Given request
Can you reproduce every one of the entries below verbatim, keeping each line unchanged?

[Part of a data file]
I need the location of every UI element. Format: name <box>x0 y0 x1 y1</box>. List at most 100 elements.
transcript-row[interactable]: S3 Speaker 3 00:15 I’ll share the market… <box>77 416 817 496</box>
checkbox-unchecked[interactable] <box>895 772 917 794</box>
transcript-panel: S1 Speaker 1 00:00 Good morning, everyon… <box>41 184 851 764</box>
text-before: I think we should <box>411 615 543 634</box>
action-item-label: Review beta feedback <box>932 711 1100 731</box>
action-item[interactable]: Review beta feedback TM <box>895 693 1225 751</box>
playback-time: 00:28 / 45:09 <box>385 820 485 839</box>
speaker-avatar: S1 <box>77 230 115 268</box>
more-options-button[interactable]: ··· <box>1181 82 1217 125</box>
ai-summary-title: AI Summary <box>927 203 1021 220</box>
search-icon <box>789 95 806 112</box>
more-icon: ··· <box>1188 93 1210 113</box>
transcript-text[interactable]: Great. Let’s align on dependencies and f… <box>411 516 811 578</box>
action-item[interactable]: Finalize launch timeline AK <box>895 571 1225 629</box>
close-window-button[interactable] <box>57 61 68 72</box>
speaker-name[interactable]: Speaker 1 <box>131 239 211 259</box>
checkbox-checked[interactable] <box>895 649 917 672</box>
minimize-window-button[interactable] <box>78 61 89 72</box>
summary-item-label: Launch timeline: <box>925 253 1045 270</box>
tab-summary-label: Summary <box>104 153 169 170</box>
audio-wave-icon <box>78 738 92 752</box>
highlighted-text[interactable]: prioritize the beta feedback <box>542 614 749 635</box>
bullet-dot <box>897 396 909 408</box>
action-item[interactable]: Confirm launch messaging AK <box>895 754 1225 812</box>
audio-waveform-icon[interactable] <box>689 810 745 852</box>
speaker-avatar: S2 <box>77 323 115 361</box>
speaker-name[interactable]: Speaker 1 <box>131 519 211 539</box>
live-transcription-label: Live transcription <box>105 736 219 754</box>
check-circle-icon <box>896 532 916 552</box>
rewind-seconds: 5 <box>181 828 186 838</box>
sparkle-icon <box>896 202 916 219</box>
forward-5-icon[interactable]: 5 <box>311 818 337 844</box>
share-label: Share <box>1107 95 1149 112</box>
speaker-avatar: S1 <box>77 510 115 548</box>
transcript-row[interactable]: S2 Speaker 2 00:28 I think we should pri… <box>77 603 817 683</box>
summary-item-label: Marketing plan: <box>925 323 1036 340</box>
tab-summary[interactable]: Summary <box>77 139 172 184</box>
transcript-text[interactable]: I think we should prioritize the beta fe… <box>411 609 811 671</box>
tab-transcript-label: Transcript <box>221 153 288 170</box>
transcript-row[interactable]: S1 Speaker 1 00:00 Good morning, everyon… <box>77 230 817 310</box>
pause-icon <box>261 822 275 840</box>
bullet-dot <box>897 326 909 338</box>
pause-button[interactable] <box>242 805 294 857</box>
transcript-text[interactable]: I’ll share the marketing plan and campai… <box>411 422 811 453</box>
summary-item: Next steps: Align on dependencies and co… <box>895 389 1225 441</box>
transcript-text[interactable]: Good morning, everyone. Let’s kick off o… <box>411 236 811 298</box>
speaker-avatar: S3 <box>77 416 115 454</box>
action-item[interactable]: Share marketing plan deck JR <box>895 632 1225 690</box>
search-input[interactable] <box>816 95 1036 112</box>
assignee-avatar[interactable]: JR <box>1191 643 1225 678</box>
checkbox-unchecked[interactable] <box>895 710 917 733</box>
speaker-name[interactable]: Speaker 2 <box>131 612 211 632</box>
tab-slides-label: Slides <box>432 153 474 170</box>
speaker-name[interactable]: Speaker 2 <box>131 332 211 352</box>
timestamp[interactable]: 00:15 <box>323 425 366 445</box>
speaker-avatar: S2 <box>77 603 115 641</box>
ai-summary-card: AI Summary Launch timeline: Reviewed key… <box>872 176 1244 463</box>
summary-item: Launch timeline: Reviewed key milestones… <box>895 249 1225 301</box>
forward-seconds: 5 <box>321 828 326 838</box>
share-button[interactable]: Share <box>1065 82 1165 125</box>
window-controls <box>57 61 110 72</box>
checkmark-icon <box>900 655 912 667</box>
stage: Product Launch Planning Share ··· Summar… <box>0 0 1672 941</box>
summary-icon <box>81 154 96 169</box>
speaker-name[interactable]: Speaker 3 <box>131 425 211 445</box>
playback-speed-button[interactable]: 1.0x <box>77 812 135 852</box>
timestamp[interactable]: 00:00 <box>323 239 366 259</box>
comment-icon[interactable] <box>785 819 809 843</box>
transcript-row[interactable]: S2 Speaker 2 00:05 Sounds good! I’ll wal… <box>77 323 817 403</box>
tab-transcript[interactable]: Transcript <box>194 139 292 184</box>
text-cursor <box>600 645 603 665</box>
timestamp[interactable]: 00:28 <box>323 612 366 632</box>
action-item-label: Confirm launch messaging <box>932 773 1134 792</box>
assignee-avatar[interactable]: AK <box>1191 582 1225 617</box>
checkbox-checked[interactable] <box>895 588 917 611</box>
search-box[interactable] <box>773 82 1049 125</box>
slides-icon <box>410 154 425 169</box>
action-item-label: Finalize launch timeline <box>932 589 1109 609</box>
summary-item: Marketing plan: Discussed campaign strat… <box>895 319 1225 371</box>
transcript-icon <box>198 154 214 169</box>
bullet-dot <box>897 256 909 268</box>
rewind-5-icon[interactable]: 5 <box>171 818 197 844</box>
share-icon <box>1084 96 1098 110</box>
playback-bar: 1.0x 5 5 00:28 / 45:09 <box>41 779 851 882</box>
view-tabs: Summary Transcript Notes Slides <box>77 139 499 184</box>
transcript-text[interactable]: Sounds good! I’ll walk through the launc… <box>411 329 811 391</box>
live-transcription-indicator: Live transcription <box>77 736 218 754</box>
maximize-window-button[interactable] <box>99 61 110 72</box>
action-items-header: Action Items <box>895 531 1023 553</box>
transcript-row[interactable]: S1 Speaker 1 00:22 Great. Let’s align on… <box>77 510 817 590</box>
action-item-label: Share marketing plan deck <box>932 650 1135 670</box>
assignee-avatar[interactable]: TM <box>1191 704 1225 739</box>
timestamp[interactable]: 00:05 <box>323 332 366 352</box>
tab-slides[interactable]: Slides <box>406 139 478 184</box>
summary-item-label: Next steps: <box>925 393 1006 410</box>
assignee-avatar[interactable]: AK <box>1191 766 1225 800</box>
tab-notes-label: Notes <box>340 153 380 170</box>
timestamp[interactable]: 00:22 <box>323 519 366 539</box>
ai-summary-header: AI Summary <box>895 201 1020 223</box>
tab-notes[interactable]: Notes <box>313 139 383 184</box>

Output of the exercise
I need the location of every UI element. Format: name <box>x0 y0 x1 y1</box>. List at most 100 elements.
transcript-row[interactable]: S3 Speaker 3 00:15 I’ll share the market… <box>77 416 817 496</box>
checkbox-unchecked[interactable] <box>895 772 917 794</box>
transcript-panel: S1 Speaker 1 00:00 Good morning, everyon… <box>41 184 851 764</box>
text-before: I think we should <box>411 615 543 634</box>
action-item-label: Review beta feedback <box>932 711 1100 731</box>
action-item[interactable]: Review beta feedback TM <box>895 693 1225 751</box>
playback-time: 00:28 / 45:09 <box>385 820 485 839</box>
speaker-avatar: S1 <box>77 230 115 268</box>
more-options-button[interactable]: ··· <box>1181 82 1217 125</box>
ai-summary-title: AI Summary <box>927 203 1021 220</box>
search-icon <box>789 95 806 112</box>
more-icon: ··· <box>1188 93 1210 113</box>
transcript-text[interactable]: Great. Let’s align on dependencies and f… <box>411 516 811 578</box>
action-item[interactable]: Finalize launch timeline AK <box>895 571 1225 629</box>
close-window-button[interactable] <box>57 61 68 72</box>
speaker-name[interactable]: Speaker 1 <box>131 239 211 259</box>
checkbox-checked[interactable] <box>895 649 917 672</box>
minimize-window-button[interactable] <box>78 61 89 72</box>
summary-item-label: Launch timeline: <box>925 253 1045 270</box>
tab-summary-label: Summary <box>104 153 169 170</box>
audio-wave-icon <box>78 738 92 752</box>
highlighted-text[interactable]: prioritize the beta feedback <box>542 614 749 635</box>
bullet-dot <box>897 396 909 408</box>
action-item[interactable]: Confirm launch messaging AK <box>895 754 1225 812</box>
audio-waveform-icon[interactable] <box>689 810 745 852</box>
speaker-avatar: S2 <box>77 323 115 361</box>
speaker-name[interactable]: Speaker 1 <box>131 519 211 539</box>
live-transcription-label: Live transcription <box>105 736 219 754</box>
check-circle-icon <box>896 532 916 552</box>
rewind-seconds: 5 <box>181 828 186 838</box>
sparkle-icon <box>896 202 916 219</box>
forward-5-icon[interactable]: 5 <box>311 818 337 844</box>
share-label: Share <box>1107 95 1149 112</box>
speaker-avatar: S1 <box>77 510 115 548</box>
transcript-row[interactable]: S2 Speaker 2 00:28 I think we should pri… <box>77 603 817 683</box>
summary-item-label: Marketing plan: <box>925 323 1036 340</box>
tab-summary[interactable]: Summary <box>77 139 172 184</box>
transcript-text[interactable]: I think we should prioritize the beta fe… <box>411 609 811 671</box>
tab-transcript-label: Transcript <box>221 153 288 170</box>
transcript-row[interactable]: S1 Speaker 1 00:00 Good morning, everyon… <box>77 230 817 310</box>
pause-icon <box>261 822 275 840</box>
bullet-dot <box>897 326 909 338</box>
pause-button[interactable] <box>242 805 294 857</box>
transcript-text[interactable]: I’ll share the marketing plan and campai… <box>411 422 811 453</box>
summary-item: Next steps: Align on dependencies and co… <box>895 389 1225 441</box>
transcript-text[interactable]: Good morning, everyone. Let’s kick off o… <box>411 236 811 298</box>
speaker-avatar: S3 <box>77 416 115 454</box>
action-item[interactable]: Share marketing plan deck JR <box>895 632 1225 690</box>
search-input[interactable] <box>816 95 1036 112</box>
assignee-avatar[interactable]: JR <box>1191 643 1225 678</box>
checkbox-unchecked[interactable] <box>895 710 917 733</box>
speaker-name[interactable]: Speaker 2 <box>131 612 211 632</box>
tab-slides-label: Slides <box>432 153 474 170</box>
speaker-name[interactable]: Speaker 2 <box>131 332 211 352</box>
timestamp[interactable]: 00:15 <box>323 425 366 445</box>
speaker-avatar: S2 <box>77 603 115 641</box>
ai-summary-card: AI Summary Launch timeline: Reviewed key… <box>872 176 1244 463</box>
summary-item: Launch timeline: Reviewed key milestones… <box>895 249 1225 301</box>
forward-seconds: 5 <box>321 828 326 838</box>
share-button[interactable]: Share <box>1065 82 1165 125</box>
window-controls <box>57 61 110 72</box>
checkmark-icon <box>900 655 912 667</box>
stage: Product Launch Planning Share ··· Summar… <box>0 0 1672 941</box>
summary-icon <box>81 154 96 169</box>
speaker-name[interactable]: Speaker 3 <box>131 425 211 445</box>
playback-speed-button[interactable]: 1.0x <box>77 812 135 852</box>
timestamp[interactable]: 00:00 <box>323 239 366 259</box>
comment-icon[interactable] <box>785 819 809 843</box>
transcript-row[interactable]: S2 Speaker 2 00:05 Sounds good! I’ll wal… <box>77 323 817 403</box>
tab-transcript[interactable]: Transcript <box>194 139 292 184</box>
text-cursor <box>600 645 603 665</box>
timestamp[interactable]: 00:28 <box>323 612 366 632</box>
action-item-label: Confirm launch messaging <box>932 773 1134 792</box>
assignee-avatar[interactable]: AK <box>1191 582 1225 617</box>
checkbox-checked[interactable] <box>895 588 917 611</box>
search-box[interactable] <box>773 82 1049 125</box>
slides-icon <box>410 154 425 169</box>
action-item-label: Finalize launch timeline <box>932 589 1109 609</box>
summary-item: Marketing plan: Discussed campaign strat… <box>895 319 1225 371</box>
transcript-icon <box>198 154 214 169</box>
bullet-dot <box>897 256 909 268</box>
rewind-5-icon[interactable]: 5 <box>171 818 197 844</box>
share-icon <box>1084 96 1098 110</box>
playback-bar: 1.0x 5 5 00:28 / 45:09 <box>41 779 851 882</box>
view-tabs: Summary Transcript Notes Slides <box>77 139 499 184</box>
transcript-text[interactable]: Sounds good! I’ll walk through the launc… <box>411 329 811 391</box>
live-transcription-indicator: Live transcription <box>77 736 218 754</box>
maximize-window-button[interactable] <box>99 61 110 72</box>
action-items-header: Action Items <box>895 531 1023 553</box>
transcript-row[interactable]: S1 Speaker 1 00:22 Great. Let’s align on… <box>77 510 817 590</box>
action-item-label: Share marketing plan deck <box>932 650 1135 670</box>
assignee-avatar[interactable]: TM <box>1191 704 1225 739</box>
timestamp[interactable]: 00:05 <box>323 332 366 352</box>
tab-slides[interactable]: Slides <box>406 139 478 184</box>
summary-item-label: Next steps: <box>925 393 1006 410</box>
assignee-avatar[interactable]: AK <box>1191 766 1225 800</box>
tab-notes-label: Notes <box>340 153 380 170</box>
timestamp[interactable]: 00:22 <box>323 519 366 539</box>
ai-summary-header: AI Summary <box>895 201 1020 223</box>
tab-notes[interactable]: Notes <box>313 139 383 184</box>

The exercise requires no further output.